Data rows:
____________________

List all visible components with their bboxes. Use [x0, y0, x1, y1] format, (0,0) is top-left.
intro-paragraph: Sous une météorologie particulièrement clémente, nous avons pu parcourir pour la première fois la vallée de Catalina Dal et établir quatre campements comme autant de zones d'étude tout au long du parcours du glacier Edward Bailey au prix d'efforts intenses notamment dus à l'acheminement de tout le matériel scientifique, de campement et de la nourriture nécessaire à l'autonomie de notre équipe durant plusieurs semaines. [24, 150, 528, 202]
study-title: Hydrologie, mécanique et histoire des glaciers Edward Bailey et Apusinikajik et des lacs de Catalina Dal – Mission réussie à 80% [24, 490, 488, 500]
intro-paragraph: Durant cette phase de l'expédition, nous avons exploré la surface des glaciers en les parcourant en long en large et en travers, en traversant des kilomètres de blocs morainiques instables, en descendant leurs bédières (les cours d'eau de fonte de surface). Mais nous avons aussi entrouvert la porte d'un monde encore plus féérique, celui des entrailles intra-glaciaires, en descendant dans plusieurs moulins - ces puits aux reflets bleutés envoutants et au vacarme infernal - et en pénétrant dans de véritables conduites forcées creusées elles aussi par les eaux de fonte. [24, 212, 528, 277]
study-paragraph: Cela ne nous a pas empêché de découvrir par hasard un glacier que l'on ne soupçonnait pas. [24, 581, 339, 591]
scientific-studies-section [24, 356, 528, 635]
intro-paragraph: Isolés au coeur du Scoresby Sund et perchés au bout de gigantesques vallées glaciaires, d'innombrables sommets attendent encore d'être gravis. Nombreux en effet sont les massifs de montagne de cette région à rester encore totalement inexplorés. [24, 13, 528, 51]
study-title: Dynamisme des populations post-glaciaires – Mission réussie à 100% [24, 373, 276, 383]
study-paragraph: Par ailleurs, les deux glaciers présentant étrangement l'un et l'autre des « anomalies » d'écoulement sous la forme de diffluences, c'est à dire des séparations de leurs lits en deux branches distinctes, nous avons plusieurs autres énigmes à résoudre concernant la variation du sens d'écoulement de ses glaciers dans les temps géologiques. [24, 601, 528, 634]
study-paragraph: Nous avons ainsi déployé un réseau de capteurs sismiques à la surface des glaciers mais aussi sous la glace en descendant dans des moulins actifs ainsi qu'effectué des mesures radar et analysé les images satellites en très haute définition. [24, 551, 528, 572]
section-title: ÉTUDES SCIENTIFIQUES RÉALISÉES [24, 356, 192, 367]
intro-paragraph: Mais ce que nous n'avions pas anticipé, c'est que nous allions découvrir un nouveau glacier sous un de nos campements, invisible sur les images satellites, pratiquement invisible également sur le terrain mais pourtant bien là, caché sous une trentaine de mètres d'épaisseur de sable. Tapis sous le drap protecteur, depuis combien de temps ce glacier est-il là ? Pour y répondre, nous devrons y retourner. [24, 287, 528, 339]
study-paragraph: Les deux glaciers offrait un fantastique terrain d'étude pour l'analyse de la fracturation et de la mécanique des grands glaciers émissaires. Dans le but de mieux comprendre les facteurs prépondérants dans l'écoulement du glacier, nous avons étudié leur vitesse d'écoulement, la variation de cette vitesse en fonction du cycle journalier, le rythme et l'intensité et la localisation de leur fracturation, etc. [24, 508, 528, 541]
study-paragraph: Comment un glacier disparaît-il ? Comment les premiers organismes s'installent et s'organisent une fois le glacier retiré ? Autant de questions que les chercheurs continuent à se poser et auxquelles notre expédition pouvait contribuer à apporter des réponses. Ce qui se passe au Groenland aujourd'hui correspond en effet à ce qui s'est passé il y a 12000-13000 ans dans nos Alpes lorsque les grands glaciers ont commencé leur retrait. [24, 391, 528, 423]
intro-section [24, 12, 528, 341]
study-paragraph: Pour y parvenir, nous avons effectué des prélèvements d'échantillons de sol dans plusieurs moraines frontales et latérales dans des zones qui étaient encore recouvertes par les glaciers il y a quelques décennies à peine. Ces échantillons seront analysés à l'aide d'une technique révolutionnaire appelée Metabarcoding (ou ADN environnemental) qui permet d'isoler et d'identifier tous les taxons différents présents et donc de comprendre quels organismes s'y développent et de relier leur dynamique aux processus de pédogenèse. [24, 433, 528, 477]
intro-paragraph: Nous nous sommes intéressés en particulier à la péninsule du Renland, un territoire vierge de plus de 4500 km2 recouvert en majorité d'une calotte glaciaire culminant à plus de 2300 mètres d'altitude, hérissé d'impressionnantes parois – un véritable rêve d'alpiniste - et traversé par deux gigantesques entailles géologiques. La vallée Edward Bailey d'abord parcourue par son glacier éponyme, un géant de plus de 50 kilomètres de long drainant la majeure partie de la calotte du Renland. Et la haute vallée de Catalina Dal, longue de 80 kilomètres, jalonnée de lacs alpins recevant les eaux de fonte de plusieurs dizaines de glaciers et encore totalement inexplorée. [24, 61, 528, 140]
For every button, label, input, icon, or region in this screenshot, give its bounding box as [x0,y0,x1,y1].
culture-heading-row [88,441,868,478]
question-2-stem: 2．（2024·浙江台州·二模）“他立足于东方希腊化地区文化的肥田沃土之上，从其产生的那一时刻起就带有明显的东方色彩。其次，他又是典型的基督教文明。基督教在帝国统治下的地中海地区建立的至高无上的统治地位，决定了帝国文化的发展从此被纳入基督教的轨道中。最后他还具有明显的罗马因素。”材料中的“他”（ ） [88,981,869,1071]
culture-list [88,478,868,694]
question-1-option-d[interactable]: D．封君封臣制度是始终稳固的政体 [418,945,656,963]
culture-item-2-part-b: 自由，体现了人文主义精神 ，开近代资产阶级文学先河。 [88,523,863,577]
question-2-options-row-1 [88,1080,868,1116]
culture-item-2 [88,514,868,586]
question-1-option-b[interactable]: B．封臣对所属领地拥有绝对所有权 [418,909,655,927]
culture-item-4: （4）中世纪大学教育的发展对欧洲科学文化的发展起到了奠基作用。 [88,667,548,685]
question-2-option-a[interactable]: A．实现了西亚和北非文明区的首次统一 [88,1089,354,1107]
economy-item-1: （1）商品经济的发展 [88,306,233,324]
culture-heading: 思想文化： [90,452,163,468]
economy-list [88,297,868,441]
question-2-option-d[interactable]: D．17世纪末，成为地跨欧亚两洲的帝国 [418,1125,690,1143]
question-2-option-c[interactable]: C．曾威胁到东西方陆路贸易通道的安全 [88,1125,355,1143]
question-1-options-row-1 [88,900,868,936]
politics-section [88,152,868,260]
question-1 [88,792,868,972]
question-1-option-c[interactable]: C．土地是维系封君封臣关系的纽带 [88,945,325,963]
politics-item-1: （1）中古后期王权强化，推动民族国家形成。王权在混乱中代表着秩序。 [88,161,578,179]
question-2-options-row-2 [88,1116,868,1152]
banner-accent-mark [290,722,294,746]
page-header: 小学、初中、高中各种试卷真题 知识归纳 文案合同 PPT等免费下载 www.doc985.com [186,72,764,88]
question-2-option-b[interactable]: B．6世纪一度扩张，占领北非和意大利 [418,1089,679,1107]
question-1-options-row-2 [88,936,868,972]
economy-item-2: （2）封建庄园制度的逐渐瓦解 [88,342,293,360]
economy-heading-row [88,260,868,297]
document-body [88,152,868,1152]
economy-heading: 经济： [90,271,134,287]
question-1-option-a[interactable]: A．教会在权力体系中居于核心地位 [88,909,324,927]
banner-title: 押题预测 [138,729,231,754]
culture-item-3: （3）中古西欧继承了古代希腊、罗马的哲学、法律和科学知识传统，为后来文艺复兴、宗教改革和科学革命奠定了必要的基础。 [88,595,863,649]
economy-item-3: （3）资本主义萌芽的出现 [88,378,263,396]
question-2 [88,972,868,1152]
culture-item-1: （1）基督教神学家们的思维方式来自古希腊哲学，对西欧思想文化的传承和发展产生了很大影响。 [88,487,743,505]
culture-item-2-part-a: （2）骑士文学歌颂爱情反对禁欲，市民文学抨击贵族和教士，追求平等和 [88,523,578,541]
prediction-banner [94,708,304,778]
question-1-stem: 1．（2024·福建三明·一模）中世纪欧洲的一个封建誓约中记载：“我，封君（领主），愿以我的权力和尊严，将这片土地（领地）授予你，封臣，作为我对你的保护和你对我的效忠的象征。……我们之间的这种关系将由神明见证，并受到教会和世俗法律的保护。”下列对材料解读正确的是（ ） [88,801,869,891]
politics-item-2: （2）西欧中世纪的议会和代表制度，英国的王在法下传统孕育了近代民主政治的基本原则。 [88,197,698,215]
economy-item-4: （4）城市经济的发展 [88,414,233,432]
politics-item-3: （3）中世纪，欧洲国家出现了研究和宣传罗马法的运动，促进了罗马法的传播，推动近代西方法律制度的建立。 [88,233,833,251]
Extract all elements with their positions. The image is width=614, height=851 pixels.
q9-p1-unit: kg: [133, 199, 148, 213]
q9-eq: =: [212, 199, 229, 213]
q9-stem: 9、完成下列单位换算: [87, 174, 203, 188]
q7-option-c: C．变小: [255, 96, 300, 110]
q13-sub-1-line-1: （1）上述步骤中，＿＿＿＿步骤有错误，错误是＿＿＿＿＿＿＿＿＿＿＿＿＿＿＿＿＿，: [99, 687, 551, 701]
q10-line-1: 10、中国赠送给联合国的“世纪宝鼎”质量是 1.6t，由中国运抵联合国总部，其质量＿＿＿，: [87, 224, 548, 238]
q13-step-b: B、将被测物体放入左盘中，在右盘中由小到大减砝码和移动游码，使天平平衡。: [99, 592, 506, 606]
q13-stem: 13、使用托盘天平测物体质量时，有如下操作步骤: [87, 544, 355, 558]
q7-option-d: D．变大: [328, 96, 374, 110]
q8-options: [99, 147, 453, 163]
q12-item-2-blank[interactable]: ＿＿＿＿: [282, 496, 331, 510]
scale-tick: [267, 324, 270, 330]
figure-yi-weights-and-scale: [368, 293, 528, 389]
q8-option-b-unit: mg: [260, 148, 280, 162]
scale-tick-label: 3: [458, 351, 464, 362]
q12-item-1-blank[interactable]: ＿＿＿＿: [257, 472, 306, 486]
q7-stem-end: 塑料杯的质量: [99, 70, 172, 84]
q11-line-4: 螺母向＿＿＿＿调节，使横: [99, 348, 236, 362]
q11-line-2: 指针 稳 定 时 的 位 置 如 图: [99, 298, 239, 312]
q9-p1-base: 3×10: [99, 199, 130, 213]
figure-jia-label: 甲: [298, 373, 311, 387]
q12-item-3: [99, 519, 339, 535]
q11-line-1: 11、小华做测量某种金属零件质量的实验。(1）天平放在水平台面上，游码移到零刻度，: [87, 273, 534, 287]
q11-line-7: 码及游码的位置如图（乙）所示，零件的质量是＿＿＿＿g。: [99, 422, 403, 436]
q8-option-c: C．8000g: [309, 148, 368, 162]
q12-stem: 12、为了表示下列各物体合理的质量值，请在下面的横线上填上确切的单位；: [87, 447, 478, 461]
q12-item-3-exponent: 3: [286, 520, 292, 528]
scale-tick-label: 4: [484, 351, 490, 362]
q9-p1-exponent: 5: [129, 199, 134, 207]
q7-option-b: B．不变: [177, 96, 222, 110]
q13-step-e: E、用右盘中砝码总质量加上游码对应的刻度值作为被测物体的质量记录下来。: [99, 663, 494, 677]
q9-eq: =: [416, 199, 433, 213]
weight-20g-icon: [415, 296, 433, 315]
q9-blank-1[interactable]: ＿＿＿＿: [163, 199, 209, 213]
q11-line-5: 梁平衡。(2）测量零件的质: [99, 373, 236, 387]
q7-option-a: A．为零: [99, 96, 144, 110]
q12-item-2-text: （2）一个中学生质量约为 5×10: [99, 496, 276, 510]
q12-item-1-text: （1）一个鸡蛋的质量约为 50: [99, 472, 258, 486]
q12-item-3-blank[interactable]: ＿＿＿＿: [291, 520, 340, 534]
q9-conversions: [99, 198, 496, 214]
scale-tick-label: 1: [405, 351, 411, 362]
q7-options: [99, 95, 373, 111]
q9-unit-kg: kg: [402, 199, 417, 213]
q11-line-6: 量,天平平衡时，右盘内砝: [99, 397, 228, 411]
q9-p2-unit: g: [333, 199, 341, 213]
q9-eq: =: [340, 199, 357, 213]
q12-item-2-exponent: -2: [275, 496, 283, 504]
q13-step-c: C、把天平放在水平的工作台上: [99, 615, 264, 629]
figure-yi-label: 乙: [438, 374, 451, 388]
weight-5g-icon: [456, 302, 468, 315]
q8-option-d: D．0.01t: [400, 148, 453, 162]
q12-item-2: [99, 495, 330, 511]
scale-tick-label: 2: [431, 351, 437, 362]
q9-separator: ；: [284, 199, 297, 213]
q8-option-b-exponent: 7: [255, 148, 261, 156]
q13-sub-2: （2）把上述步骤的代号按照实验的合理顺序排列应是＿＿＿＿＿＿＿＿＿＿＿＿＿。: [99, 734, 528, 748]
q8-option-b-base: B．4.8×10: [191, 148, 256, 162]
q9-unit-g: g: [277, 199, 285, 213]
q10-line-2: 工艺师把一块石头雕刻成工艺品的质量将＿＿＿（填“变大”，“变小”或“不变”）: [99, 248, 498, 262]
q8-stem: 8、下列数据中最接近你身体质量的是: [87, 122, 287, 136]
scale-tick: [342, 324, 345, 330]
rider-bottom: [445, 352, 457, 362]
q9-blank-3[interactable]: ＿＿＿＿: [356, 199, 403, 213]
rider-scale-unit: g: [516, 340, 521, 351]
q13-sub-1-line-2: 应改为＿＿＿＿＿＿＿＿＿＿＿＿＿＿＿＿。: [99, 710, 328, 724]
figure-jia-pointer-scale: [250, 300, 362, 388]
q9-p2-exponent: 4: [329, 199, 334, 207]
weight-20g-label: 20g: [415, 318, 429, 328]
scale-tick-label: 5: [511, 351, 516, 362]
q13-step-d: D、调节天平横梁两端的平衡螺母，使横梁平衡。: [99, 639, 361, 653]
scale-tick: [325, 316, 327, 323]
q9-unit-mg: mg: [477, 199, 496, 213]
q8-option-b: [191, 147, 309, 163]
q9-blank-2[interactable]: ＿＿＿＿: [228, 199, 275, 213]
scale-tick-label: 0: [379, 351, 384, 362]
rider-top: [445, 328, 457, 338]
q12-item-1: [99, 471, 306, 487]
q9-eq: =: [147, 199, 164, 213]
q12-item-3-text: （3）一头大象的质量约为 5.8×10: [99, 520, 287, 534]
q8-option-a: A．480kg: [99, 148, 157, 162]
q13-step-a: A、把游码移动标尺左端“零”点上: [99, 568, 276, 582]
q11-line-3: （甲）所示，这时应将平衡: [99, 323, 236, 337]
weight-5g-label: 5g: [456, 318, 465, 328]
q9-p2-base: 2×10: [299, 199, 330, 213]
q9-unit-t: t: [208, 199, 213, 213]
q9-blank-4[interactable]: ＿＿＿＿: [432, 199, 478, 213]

____________________

Set task:
Render the listing as a Markdown table with the columns Row and Line, starting at its first line and ending after the line that contains "study-title: Hydrologie, mécanique". Number each row and leave out blank lines.

Written response:
| Row | Line |
|---|---|
| 1 | List all visible components with their bboxes. Use [x0, y0, x1, y1] format, (0,0) is top-left. |
| 2 | intro-paragraph: Sous une météorologie particulièrement clémente, nous avons pu parcourir pour la première fois la vallée de Catalina Dal et établir quatre campements comme autant de zones d'étude tout au long du parcours du glacier Edward Bailey au prix d'efforts intenses notamment dus à l'acheminement de tout le matériel scientifique, de campement et de la nourriture nécessaire à l'autonomie de notre équipe durant plusieurs semaines. [24, 150, 528, 202] |
| 3 | study-title: Hydrologie, mécanique et histoire des glaciers Edward Bailey et Apusinikajik et des lacs de Catalina Dal – Mission réussie à 80% [24, 490, 488, 500] |